Written exercise.
Collect from the data below each line with "REGIONAL".
--- The input ---
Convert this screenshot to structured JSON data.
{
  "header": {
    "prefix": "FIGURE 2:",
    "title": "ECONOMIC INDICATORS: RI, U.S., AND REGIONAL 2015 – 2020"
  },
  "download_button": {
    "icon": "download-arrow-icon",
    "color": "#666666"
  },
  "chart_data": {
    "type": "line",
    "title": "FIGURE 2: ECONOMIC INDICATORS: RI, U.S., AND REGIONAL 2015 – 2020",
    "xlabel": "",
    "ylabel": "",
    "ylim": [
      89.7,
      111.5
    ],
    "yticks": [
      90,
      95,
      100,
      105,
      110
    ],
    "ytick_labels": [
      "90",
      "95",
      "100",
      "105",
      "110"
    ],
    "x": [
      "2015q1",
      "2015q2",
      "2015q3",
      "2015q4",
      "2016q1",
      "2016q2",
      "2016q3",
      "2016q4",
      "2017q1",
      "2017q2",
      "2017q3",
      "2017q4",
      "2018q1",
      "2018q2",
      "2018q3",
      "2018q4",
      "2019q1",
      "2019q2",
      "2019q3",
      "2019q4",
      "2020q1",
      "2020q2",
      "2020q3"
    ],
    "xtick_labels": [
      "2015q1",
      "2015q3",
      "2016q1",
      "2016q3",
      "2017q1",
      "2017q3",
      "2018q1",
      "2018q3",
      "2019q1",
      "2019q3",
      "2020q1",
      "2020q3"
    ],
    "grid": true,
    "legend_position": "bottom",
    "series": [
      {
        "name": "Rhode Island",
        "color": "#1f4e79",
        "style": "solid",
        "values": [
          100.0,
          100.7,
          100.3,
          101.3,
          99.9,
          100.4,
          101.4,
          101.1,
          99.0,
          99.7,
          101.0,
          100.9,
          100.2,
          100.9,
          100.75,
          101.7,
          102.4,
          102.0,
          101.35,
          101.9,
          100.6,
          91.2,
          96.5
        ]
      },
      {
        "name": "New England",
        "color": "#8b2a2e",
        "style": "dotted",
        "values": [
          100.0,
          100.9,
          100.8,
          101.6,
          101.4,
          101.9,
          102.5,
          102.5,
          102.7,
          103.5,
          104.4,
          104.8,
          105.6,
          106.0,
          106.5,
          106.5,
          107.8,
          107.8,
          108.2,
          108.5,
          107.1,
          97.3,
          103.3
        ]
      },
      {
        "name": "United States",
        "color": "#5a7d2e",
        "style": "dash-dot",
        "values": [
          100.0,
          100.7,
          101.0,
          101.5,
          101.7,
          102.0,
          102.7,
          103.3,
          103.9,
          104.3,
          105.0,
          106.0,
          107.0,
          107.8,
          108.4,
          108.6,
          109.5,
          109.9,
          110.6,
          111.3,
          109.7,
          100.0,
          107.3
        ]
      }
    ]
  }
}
---
Finished exercise.
    "title": "ECONOMIC INDICATORS: RI, U.S., AND REGIONAL 2015 – 2020"
    "title": "FIGURE 2: ECONOMIC INDICATORS: RI, U.S., AND REGIONAL 2015 – 2020",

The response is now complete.